* Begin Items *

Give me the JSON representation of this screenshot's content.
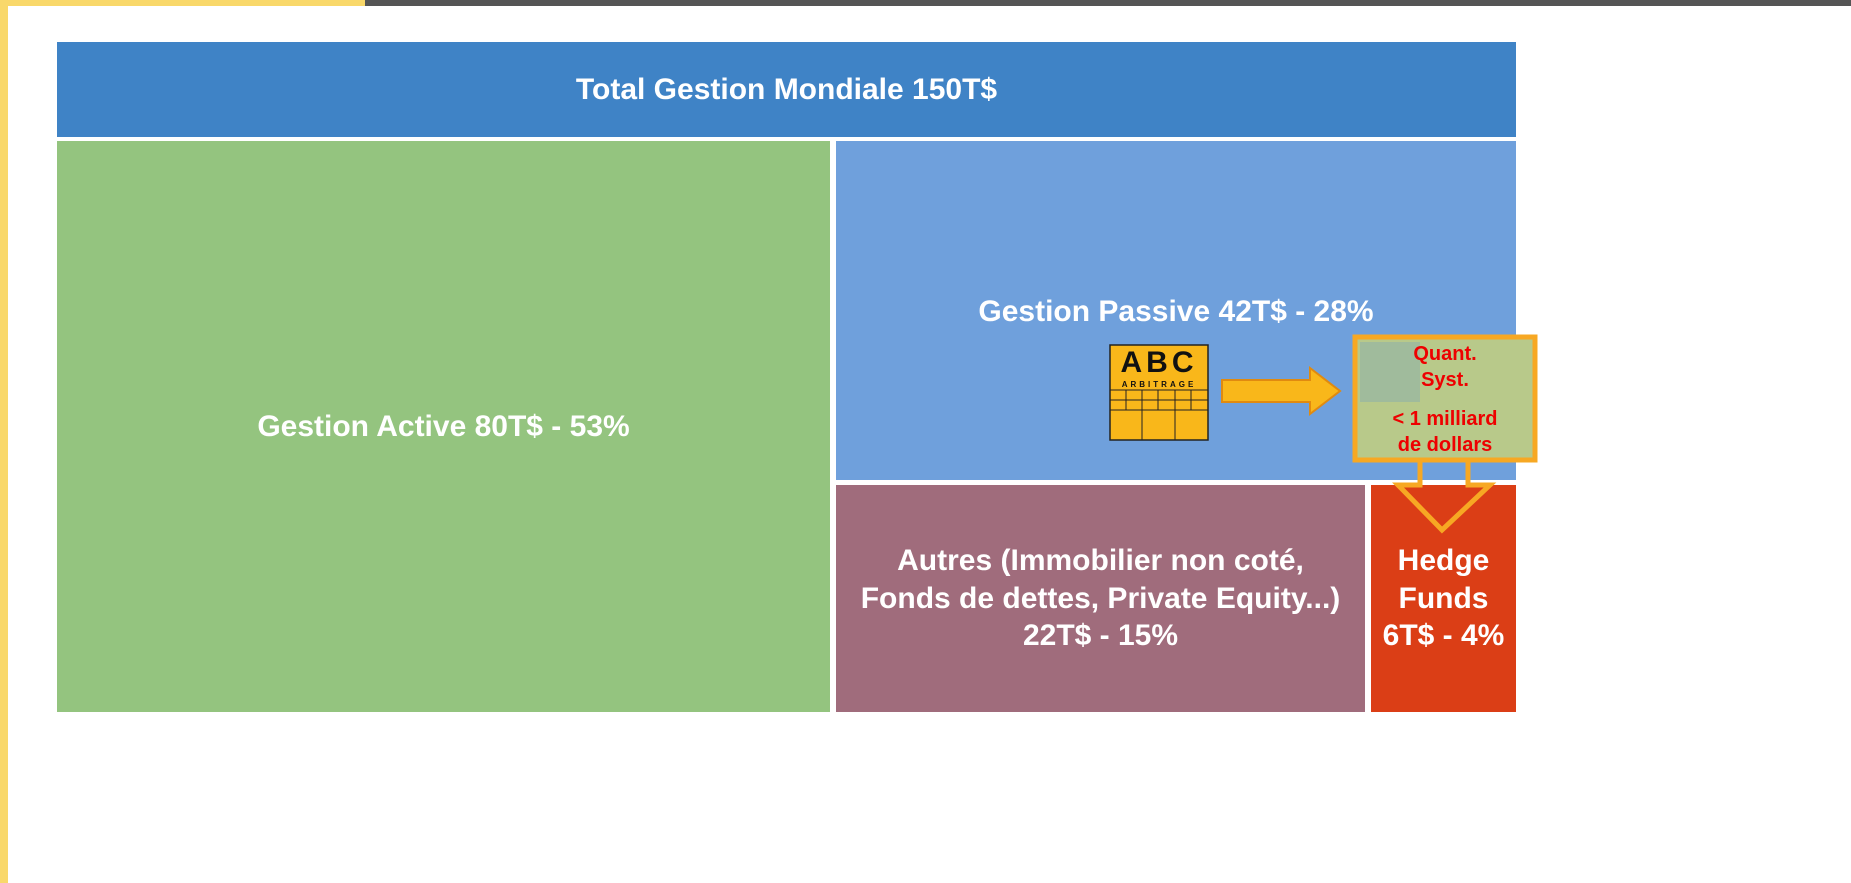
{
  "header": {
    "title": "Total Gestion Mondiale 150T$"
  },
  "blocks": [
    {
      "label": "Gestion Active 80T$ - 53%"
    },
    {
      "label": "Gestion Passive 42T$ - 28%"
    },
    {
      "label": "Autres (Immobilier non coté, Fonds de dettes, Private Equity...) 22T$ - 15%"
    },
    {
      "label": "Hedge Funds 6T$ - 4%"
    }
  ],
  "logo": {
    "letters": "ABC",
    "subtitle": "ARBITRAGE"
  },
  "callout": {
    "lines": [
      "Quant.",
      "Syst.",
      "< 1 milliard",
      "de dollars"
    ]
  }
}
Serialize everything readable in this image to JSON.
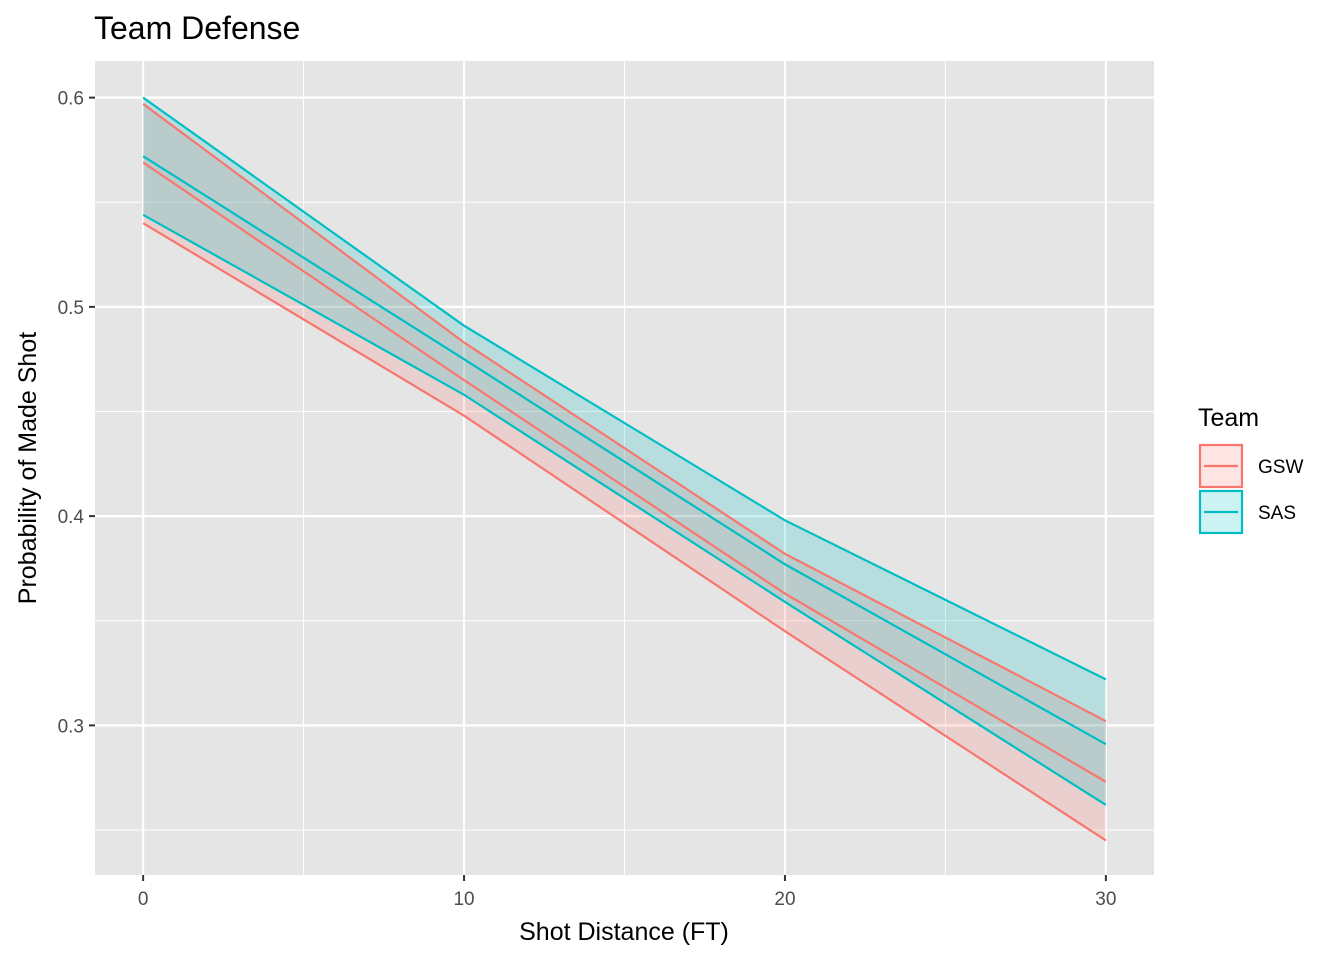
{
  "chart_data": {
    "type": "line",
    "title": "Team Defense",
    "xlabel": "Shot Distance (FT)",
    "ylabel": "Probability of Made Shot",
    "xlim": [
      -1.5,
      31.5
    ],
    "ylim": [
      0.2285,
      0.6175
    ],
    "x_ticks": [
      0,
      10,
      20,
      30
    ],
    "x_tick_labels": [
      "0",
      "10",
      "20",
      "30"
    ],
    "y_ticks": [
      0.3,
      0.4,
      0.5,
      0.6
    ],
    "y_tick_labels": [
      "0.3",
      "0.4",
      "0.5",
      "0.6"
    ],
    "x_minor": [
      5,
      15,
      25
    ],
    "y_minor": [
      0.25,
      0.35,
      0.45,
      0.55
    ],
    "grid": true,
    "legend_position": "right",
    "legend_title": "Team",
    "x": [
      0,
      10,
      20,
      30
    ],
    "series": [
      {
        "name": "GSW",
        "color": "#F8766D",
        "fit": [
          0.569,
          0.465,
          0.363,
          0.273
        ],
        "lower": [
          0.54,
          0.448,
          0.345,
          0.245
        ],
        "upper": [
          0.597,
          0.483,
          0.382,
          0.302
        ]
      },
      {
        "name": "SAS",
        "color": "#00BFC4",
        "fit": [
          0.572,
          0.475,
          0.377,
          0.291
        ],
        "lower": [
          0.544,
          0.458,
          0.359,
          0.262
        ],
        "upper": [
          0.6,
          0.491,
          0.398,
          0.322
        ]
      }
    ],
    "panel_background": "#E5E5E5",
    "grid_color": "#FFFFFF"
  }
}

* End Items *

Return the listing above in full and without alteration, excluding its pictures.

Give me the JSON representation of this screenshot's content.
{
  "header": {
    "title": "Total Gestion Mondiale 150T$"
  },
  "blocks": [
    {
      "label": "Gestion Active 80T$ - 53%"
    },
    {
      "label": "Gestion Passive 42T$ - 28%"
    },
    {
      "label": "Autres (Immobilier non coté, Fonds de dettes, Private Equity...) 22T$ - 15%"
    },
    {
      "label": "Hedge Funds 6T$ - 4%"
    }
  ],
  "logo": {
    "letters": "ABC",
    "subtitle": "ARBITRAGE"
  },
  "callout": {
    "lines": [
      "Quant.",
      "Syst.",
      "< 1 milliard",
      "de dollars"
    ]
  }
}
Serialize everything readable in this image to JSON.
{
  "chart_data": {
    "type": "line",
    "title": "Team Defense",
    "xlabel": "Shot Distance (FT)",
    "ylabel": "Probability of Made Shot",
    "xlim": [
      -1.5,
      31.5
    ],
    "ylim": [
      0.2285,
      0.6175
    ],
    "x_ticks": [
      0,
      10,
      20,
      30
    ],
    "x_tick_labels": [
      "0",
      "10",
      "20",
      "30"
    ],
    "y_ticks": [
      0.3,
      0.4,
      0.5,
      0.6
    ],
    "y_tick_labels": [
      "0.3",
      "0.4",
      "0.5",
      "0.6"
    ],
    "x_minor": [
      5,
      15,
      25
    ],
    "y_minor": [
      0.25,
      0.35,
      0.45,
      0.55
    ],
    "grid": true,
    "legend_position": "right",
    "legend_title": "Team",
    "x": [
      0,
      10,
      20,
      30
    ],
    "series": [
      {
        "name": "GSW",
        "color": "#F8766D",
        "fit": [
          0.569,
          0.465,
          0.363,
          0.273
        ],
        "lower": [
          0.54,
          0.448,
          0.345,
          0.245
        ],
        "upper": [
          0.597,
          0.483,
          0.382,
          0.302
        ]
      },
      {
        "name": "SAS",
        "color": "#00BFC4",
        "fit": [
          0.572,
          0.475,
          0.377,
          0.291
        ],
        "lower": [
          0.544,
          0.458,
          0.359,
          0.262
        ],
        "upper": [
          0.6,
          0.491,
          0.398,
          0.322
        ]
      }
    ],
    "panel_background": "#E5E5E5",
    "grid_color": "#FFFFFF"
  }
}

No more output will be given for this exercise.